TelePresence almost as good as being in the same room

By Simon Hendery

While Cisco commissioned the Connected Consumer survey to gauge how broadband consumers are using the internet, the global technology equipment company's business also covers the corporate market.

One area where it sees strong growth potential is video communications, at home and in the workplace.

"We're highly focused around the whole notion of visual networking, and understanding the rich context a visual component adds to a conversation," says Cisco New Zealand country manager Geoff Lawrie.

This month Cisco installed one of its own top-of-the-line TelePresence corporate videoconferencing systems in its Auckland office. Fitted out in its specially designed boardroom, the TelePresence 3000 uses three 65-inch plasma screens to beam life-sized images of teleconference attendees around the world.

The quality of the visuals and audio lives up to Cisco's hype that the technology provides a face-to-face meeting experience which is almost as good as being in the same room.

When Connect sat in on a demonstration with Lawrie in Auckland last week, a Cisco staffer in the Melbourne TelePresence suite was able to point out to Lawrie he had a stray strand of cotton attached to his tie.

A TelePresence system costs about $300,000 and Lawrie says several sales to New Zealand organisations are in the pipeline.
########################################
--- WORK REQUEST 1 ---
In the article on Cisco TelePresence, how many plasma screens does the TelePresence 3000 use, and what size are they?
--- WORK REQUEST 2 ---
Duplicate a passage from the article on Cisco TelePresence exactly: begin at the words "While Cisco commissioned" and stop after the words "the corporate market.".
--- WORK REQUEST 3 ---
Write the next part of the article on Cisco TelePresence, picking up after its last sentence.
########################################
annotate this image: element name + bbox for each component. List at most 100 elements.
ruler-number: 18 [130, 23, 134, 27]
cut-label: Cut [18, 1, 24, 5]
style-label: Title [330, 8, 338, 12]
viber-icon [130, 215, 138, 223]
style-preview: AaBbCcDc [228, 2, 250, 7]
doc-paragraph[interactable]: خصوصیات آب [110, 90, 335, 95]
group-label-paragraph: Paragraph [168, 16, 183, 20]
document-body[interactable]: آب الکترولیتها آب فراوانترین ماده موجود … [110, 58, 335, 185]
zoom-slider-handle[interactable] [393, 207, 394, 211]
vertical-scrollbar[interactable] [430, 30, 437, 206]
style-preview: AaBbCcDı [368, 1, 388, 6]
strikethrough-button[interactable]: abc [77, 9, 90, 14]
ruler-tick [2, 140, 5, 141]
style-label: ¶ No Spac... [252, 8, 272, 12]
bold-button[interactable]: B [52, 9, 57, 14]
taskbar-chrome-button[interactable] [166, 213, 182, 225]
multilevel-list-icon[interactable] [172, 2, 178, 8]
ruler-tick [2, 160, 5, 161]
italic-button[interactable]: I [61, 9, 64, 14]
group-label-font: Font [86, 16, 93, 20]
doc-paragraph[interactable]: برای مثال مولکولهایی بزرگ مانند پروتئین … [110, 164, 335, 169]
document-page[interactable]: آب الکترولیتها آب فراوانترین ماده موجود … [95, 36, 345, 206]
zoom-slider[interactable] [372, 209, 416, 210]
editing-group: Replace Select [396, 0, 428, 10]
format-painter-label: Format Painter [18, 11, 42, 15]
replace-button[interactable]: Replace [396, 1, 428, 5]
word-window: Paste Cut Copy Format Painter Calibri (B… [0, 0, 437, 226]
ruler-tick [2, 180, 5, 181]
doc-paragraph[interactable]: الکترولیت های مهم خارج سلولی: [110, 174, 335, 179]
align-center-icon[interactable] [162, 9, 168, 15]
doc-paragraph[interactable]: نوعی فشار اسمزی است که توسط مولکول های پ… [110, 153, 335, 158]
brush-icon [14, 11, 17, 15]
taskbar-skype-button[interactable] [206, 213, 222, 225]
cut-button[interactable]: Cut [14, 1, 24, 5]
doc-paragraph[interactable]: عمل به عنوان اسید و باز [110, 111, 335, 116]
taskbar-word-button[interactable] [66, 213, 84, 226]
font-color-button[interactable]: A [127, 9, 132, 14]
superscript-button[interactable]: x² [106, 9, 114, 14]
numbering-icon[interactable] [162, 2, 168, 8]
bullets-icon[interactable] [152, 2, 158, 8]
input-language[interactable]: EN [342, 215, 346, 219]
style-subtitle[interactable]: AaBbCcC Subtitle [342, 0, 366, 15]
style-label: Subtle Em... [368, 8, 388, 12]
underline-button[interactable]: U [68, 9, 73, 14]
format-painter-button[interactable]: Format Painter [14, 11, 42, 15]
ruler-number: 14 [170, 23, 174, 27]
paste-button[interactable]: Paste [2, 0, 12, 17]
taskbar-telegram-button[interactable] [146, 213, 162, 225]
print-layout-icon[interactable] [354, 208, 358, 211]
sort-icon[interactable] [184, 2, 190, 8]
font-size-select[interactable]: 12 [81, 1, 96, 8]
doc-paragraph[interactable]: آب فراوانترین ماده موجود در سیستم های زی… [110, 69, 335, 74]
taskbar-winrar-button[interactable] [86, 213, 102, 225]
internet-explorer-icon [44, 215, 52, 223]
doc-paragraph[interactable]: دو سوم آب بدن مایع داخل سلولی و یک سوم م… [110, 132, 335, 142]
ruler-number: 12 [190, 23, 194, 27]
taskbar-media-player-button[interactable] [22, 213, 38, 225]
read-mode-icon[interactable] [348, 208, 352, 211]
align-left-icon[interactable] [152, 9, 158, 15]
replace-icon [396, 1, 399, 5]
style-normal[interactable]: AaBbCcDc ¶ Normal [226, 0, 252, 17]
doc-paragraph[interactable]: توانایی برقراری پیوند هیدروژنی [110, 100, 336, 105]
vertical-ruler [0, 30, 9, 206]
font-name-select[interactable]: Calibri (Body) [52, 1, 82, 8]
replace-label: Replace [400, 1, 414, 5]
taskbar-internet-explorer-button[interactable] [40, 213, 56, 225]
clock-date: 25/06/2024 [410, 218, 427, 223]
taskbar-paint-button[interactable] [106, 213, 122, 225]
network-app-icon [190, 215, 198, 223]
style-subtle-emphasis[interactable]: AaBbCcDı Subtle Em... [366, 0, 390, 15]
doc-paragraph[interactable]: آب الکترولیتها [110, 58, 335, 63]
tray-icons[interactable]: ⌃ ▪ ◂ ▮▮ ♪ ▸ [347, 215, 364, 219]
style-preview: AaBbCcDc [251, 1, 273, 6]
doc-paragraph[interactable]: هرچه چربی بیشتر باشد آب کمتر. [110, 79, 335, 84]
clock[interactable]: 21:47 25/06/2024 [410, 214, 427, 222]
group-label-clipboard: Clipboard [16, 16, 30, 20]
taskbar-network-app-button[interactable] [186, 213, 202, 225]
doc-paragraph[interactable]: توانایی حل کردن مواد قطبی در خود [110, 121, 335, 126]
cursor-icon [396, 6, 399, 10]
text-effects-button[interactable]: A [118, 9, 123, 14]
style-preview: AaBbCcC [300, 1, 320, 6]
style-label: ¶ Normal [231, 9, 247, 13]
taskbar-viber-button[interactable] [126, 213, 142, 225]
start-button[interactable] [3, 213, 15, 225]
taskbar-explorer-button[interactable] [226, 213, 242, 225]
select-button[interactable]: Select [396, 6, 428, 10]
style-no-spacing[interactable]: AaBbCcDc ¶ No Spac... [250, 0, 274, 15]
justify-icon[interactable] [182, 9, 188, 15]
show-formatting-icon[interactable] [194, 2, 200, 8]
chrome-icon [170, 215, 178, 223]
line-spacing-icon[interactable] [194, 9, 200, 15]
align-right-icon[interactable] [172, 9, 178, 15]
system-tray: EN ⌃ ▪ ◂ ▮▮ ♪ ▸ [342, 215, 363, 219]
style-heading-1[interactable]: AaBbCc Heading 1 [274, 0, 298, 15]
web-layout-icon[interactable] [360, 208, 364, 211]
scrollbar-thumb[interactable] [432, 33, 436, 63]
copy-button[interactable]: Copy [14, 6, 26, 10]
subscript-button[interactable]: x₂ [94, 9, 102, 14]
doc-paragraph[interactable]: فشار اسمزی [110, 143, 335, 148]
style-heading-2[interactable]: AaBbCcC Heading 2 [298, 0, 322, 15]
########################################
--- OUTPUT 1 ---
Three 65-inch plasma screens.

--- OUTPUT 2 ---
While Cisco commissioned the Connected Consumer survey to gauge how broadband consumers are using the internet, the global technology equipment company's business also covers the corporate market.

--- OUTPUT 3 ---
"For New Zealand in particular I think this is hugely relevant in terms of connecting with markets, connecting with people and collaboration overseas."

He says many businesses would be able to justify the cost through travel savings alone.

"It's certainly a piece of technology we're finding resonates within the New Zealand market, even though it's a high-end system."

Telecommunications Users Association chief executive Ernie Newman, a self-confessed sceptic when it comes to technology demonstrations, was impressed by TelePresence's realism when he experienced the system for the first time this week.

"I look forward to the day when we have fibre everywhere in this country so we can utilise the potential of this stuff to the maximum," Newman wrote on his blog yesterday.

"I look forward to New Zealand becoming a leading edge user to eliminate our isolation and revolutionise our economy."